- _What you will do_: Copy the records below exactly as they appear, line for line, but leave out the pictures.

## START Supplied entries

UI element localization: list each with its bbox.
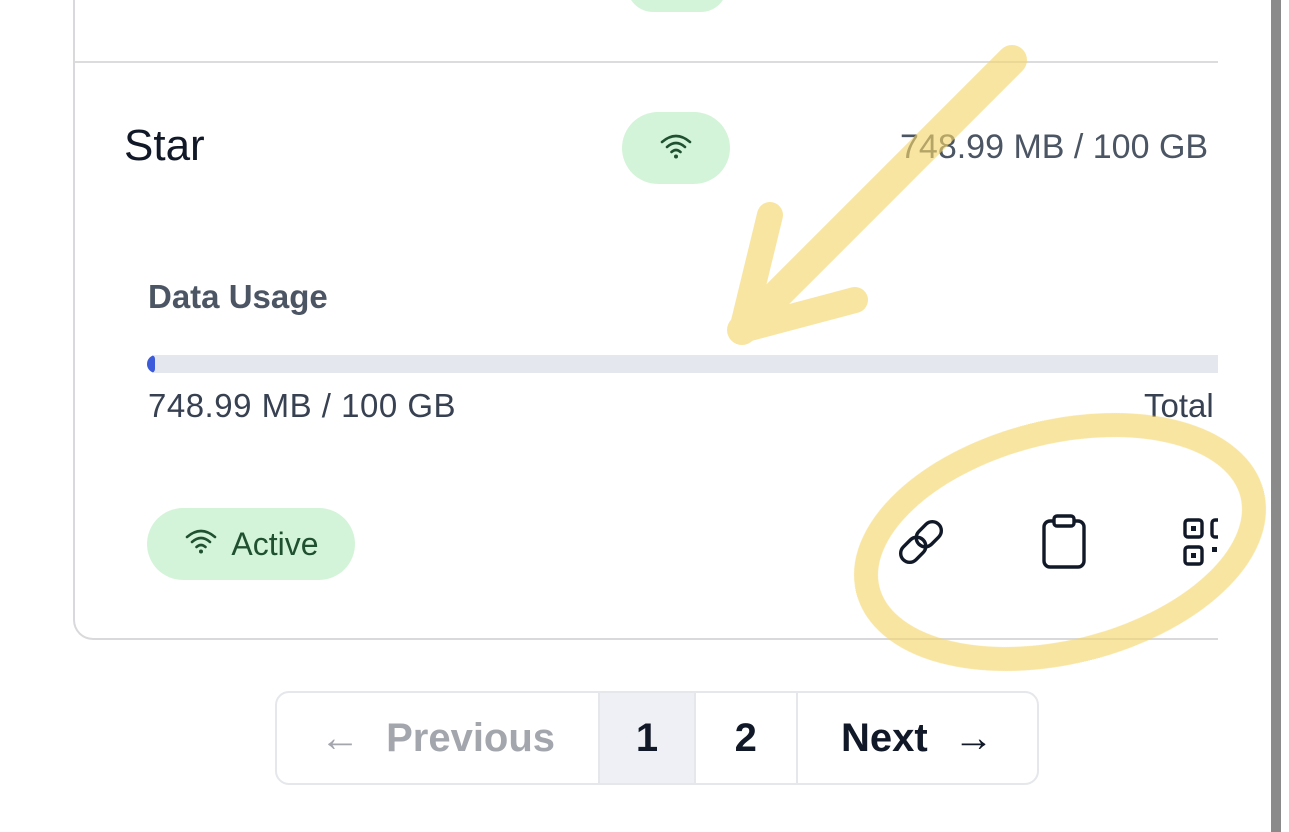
scrollbar[interactable] [1271, 0, 1281, 832]
status-badge: Active [147, 508, 355, 580]
qr-code-button[interactable] [1183, 514, 1218, 574]
next-page-button[interactable]: Next → [795, 693, 1037, 783]
previous-page-button[interactable]: ← Previous [277, 693, 598, 783]
row-divider [75, 61, 1218, 63]
wifi-icon [658, 132, 694, 165]
arrow-left-icon: ← [320, 715, 361, 760]
data-usage-progress-bar [147, 355, 1218, 373]
pagination: ← Previous 1 2 Next → [275, 691, 1039, 785]
link-icon [892, 513, 950, 576]
status-label: Active [231, 525, 319, 562]
qr-code-icon [1181, 516, 1218, 573]
page-2-button[interactable]: 2 [693, 693, 796, 783]
next-label: Next [840, 715, 928, 760]
copy-link-button[interactable] [891, 514, 951, 574]
usage-summary: 748.99 MB / 100 GB [900, 128, 1209, 166]
data-usage-used: 748.99 MB / 100 GB [148, 387, 457, 424]
device-name: Star [124, 121, 205, 170]
wifi-icon [183, 526, 219, 563]
page-1-button[interactable]: 1 [598, 693, 694, 783]
clipboard-icon [1039, 513, 1089, 576]
arrow-right-icon: → [953, 715, 994, 760]
data-usage-total: Total [1144, 387, 1214, 424]
copy-to-clipboard-button[interactable] [1034, 513, 1094, 576]
data-usage-title: Data Usage [148, 278, 328, 315]
signal-badge [622, 112, 730, 184]
previous-label: Previous [386, 715, 556, 760]
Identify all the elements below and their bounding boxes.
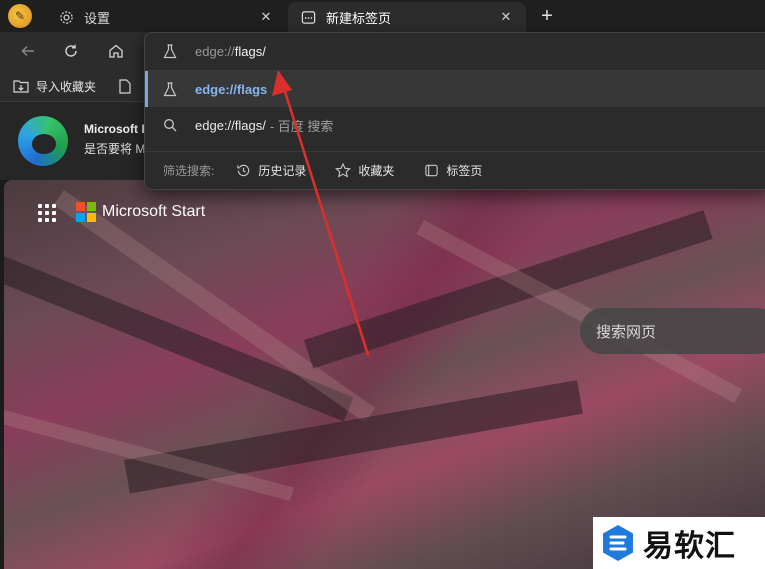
- document-icon: [116, 78, 134, 94]
- profile-avatar[interactable]: ✎: [8, 4, 32, 28]
- apps-grid-icon[interactable]: [38, 204, 56, 222]
- microsoft-logo-icon: [76, 202, 96, 222]
- edge-logo-icon: [18, 116, 68, 166]
- watermark: 易软汇: [593, 517, 765, 569]
- flask-icon: [163, 44, 179, 59]
- refresh-icon: [65, 44, 77, 57]
- filter-history-label: 历史记录: [258, 164, 307, 178]
- home-button[interactable]: [102, 38, 130, 64]
- profile-glyph-icon: ✎: [14, 9, 26, 23]
- suggestion-baidu-search[interactable]: edge://flags/ - 百度 搜索: [145, 107, 765, 143]
- notice-title: Microsoft E: [84, 122, 144, 136]
- tab-strip: ✎ 设置 ✕ 新建标签页 ✕ +: [0, 0, 765, 32]
- tab-label: 新建标签页: [326, 10, 392, 26]
- filter-history-button[interactable]: 历史记录: [234, 162, 306, 179]
- suggestion-flags[interactable]: edge://flags: [145, 71, 765, 107]
- filter-favorites-label: 收藏夹: [358, 164, 395, 178]
- star-icon: [334, 163, 352, 179]
- suggestion-suffix: - 百度 搜索: [269, 118, 334, 134]
- tab-label: 设置: [84, 10, 111, 26]
- filter-tabs-label: 标签页: [446, 164, 483, 178]
- flask-icon: [163, 81, 179, 97]
- microsoft-start-brand[interactable]: Microsoft Start: [76, 202, 205, 222]
- import-favorites-label: 导入收藏夹: [36, 79, 97, 94]
- notice-text: 是否要将 M: [84, 142, 144, 156]
- tab-settings[interactable]: 设置 ✕: [46, 2, 286, 32]
- address-input[interactable]: edge://flags/: [145, 33, 765, 71]
- filter-tabs-button[interactable]: 标签页: [422, 162, 482, 179]
- suggestion-text: edge://flags/: [195, 117, 266, 133]
- address-scheme: edge://: [195, 44, 235, 59]
- back-button[interactable]: [14, 38, 42, 64]
- import-favorites-button[interactable]: 导入收藏夹: [12, 76, 96, 96]
- microsoft-start-label: Microsoft Start: [102, 203, 206, 220]
- search-placeholder: 搜索网页: [596, 323, 657, 341]
- newtab-page-icon: [300, 9, 316, 25]
- refresh-button[interactable]: [57, 38, 85, 64]
- suggestion-text: edge://flags: [195, 81, 268, 97]
- arrow-left-icon: [21, 46, 34, 56]
- background-ridge: [4, 240, 354, 422]
- web-search-input[interactable]: 搜索网页: [580, 308, 765, 354]
- filter-favorites-button[interactable]: 收藏夹: [334, 162, 394, 179]
- search-icon: [163, 118, 179, 132]
- close-tab-icon[interactable]: ✕: [498, 9, 514, 25]
- new-tab-button[interactable]: +: [534, 4, 560, 28]
- filter-label: 筛选搜索:: [163, 164, 215, 178]
- search-filters: 筛选搜索: 历史记录 收藏夹 标签页: [145, 151, 765, 189]
- history-icon: [234, 163, 252, 179]
- tab-new-tab[interactable]: 新建标签页 ✕: [288, 2, 526, 32]
- home-icon: [109, 44, 123, 58]
- import-favorites-icon: [12, 78, 30, 94]
- address-host: flags/: [234, 44, 266, 59]
- watermark-logo-icon: [603, 525, 633, 561]
- gear-icon: [58, 9, 74, 25]
- tabs-icon: [422, 163, 440, 179]
- close-tab-icon[interactable]: ✕: [258, 9, 274, 25]
- watermark-text: 易软汇: [643, 529, 736, 564]
- favorite-item-document[interactable]: [116, 76, 140, 96]
- new-tab-page-background: Microsoft Start 搜索网页: [4, 180, 765, 569]
- address-bar-dropdown: edge://flags/ edge://flags edge://flags/…: [144, 32, 765, 190]
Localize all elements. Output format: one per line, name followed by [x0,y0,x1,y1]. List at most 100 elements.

## END Supplied entries

- _Response for this exercise_:
UI element localization: list each with its bbox.
scrollbar[interactable] [1271, 0, 1281, 832]
status-badge: Active [147, 508, 355, 580]
qr-code-button[interactable] [1183, 514, 1218, 574]
next-page-button[interactable]: Next → [795, 693, 1037, 783]
previous-page-button[interactable]: ← Previous [277, 693, 598, 783]
row-divider [75, 61, 1218, 63]
wifi-icon [658, 132, 694, 165]
arrow-left-icon: ← [320, 715, 361, 760]
data-usage-progress-bar [147, 355, 1218, 373]
pagination: ← Previous 1 2 Next → [275, 691, 1039, 785]
link-icon [892, 513, 950, 576]
status-label: Active [231, 525, 319, 562]
qr-code-icon [1181, 516, 1218, 573]
page-2-button[interactable]: 2 [693, 693, 796, 783]
next-label: Next [840, 715, 928, 760]
copy-link-button[interactable] [891, 514, 951, 574]
usage-summary: 748.99 MB / 100 GB [900, 128, 1209, 166]
data-usage-used: 748.99 MB / 100 GB [148, 387, 457, 424]
device-name: Star [124, 121, 205, 170]
wifi-icon [183, 526, 219, 563]
page-1-button[interactable]: 1 [598, 693, 694, 783]
clipboard-icon [1039, 513, 1089, 576]
arrow-right-icon: → [953, 715, 994, 760]
data-usage-total: Total [1144, 387, 1214, 424]
copy-to-clipboard-button[interactable] [1034, 513, 1094, 576]
data-usage-title: Data Usage [148, 278, 328, 315]
signal-badge [622, 112, 730, 184]
previous-label: Previous [386, 715, 556, 760]
Identify all the elements below and their bounding boxes.
- document-icon: [116, 78, 134, 94]
- profile-avatar[interactable]: ✎: [8, 4, 32, 28]
- apps-grid-icon[interactable]: [38, 204, 56, 222]
- microsoft-logo-icon: [76, 202, 96, 222]
- edge-logo-icon: [18, 116, 68, 166]
- watermark: 易软汇: [593, 517, 765, 569]
- flask-icon: [163, 44, 179, 59]
- refresh-icon: [65, 44, 77, 57]
- filter-history-label: 历史记录: [258, 164, 307, 178]
- home-button[interactable]: [102, 38, 130, 64]
- profile-glyph-icon: ✎: [14, 9, 26, 23]
- suggestion-baidu-search[interactable]: edge://flags/ - 百度 搜索: [145, 107, 765, 143]
- notice-title: Microsoft E: [84, 122, 144, 136]
- tab-strip: ✎ 设置 ✕ 新建标签页 ✕ +: [0, 0, 765, 32]
- tab-label: 新建标签页: [326, 10, 392, 26]
- filter-history-button[interactable]: 历史记录: [234, 162, 306, 179]
- suggestion-flags[interactable]: edge://flags: [145, 71, 765, 107]
- filter-favorites-label: 收藏夹: [358, 164, 395, 178]
- star-icon: [334, 163, 352, 179]
- suggestion-suffix: - 百度 搜索: [269, 118, 334, 134]
- tab-label: 设置: [84, 10, 111, 26]
- filter-tabs-label: 标签页: [446, 164, 483, 178]
- flask-icon: [163, 81, 179, 97]
- microsoft-start-brand[interactable]: Microsoft Start: [76, 202, 205, 222]
- import-favorites-label: 导入收藏夹: [36, 79, 97, 94]
- notice-text: 是否要将 M: [84, 142, 144, 156]
- tab-settings[interactable]: 设置 ✕: [46, 2, 286, 32]
- address-input[interactable]: edge://flags/: [145, 33, 765, 71]
- filter-tabs-button[interactable]: 标签页: [422, 162, 482, 179]
- suggestion-text: edge://flags/: [195, 117, 266, 133]
- address-scheme: edge://: [195, 44, 235, 59]
- back-button[interactable]: [14, 38, 42, 64]
- import-favorites-button[interactable]: 导入收藏夹: [12, 76, 96, 96]
- microsoft-start-label: Microsoft Start: [102, 203, 206, 220]
- search-placeholder: 搜索网页: [596, 323, 657, 341]
- newtab-page-icon: [300, 9, 316, 25]
- refresh-button[interactable]: [57, 38, 85, 64]
- suggestion-text: edge://flags: [195, 81, 268, 97]
- arrow-left-icon: [21, 46, 34, 56]
- background-ridge: [4, 240, 354, 422]
- web-search-input[interactable]: 搜索网页: [580, 308, 765, 354]
- filter-favorites-button[interactable]: 收藏夹: [334, 162, 394, 179]
- search-icon: [163, 118, 179, 132]
- close-tab-icon[interactable]: ✕: [498, 9, 514, 25]
- new-tab-button[interactable]: +: [534, 4, 560, 28]
- filter-label: 筛选搜索:: [163, 164, 215, 178]
- search-filters: 筛选搜索: 历史记录 收藏夹 标签页: [145, 151, 765, 189]
- history-icon: [234, 163, 252, 179]
- tab-new-tab[interactable]: 新建标签页 ✕: [288, 2, 526, 32]
- home-icon: [109, 44, 123, 58]
- import-favorites-icon: [12, 78, 30, 94]
- address-host: flags/: [234, 44, 266, 59]
- watermark-logo-icon: [603, 525, 633, 561]
- gear-icon: [58, 9, 74, 25]
- tabs-icon: [422, 163, 440, 179]
- close-tab-icon[interactable]: ✕: [258, 9, 274, 25]
- watermark-text: 易软汇: [643, 529, 736, 564]
- favorite-item-document[interactable]: [116, 76, 140, 96]
- new-tab-page-background: Microsoft Start 搜索网页: [4, 180, 765, 569]
- address-bar-dropdown: edge://flags/ edge://flags edge://flags/…: [144, 32, 765, 190]
Localize all elements. Output format: one per line, name followed by [x0,y0,x1,y1]. List at most 100 elements.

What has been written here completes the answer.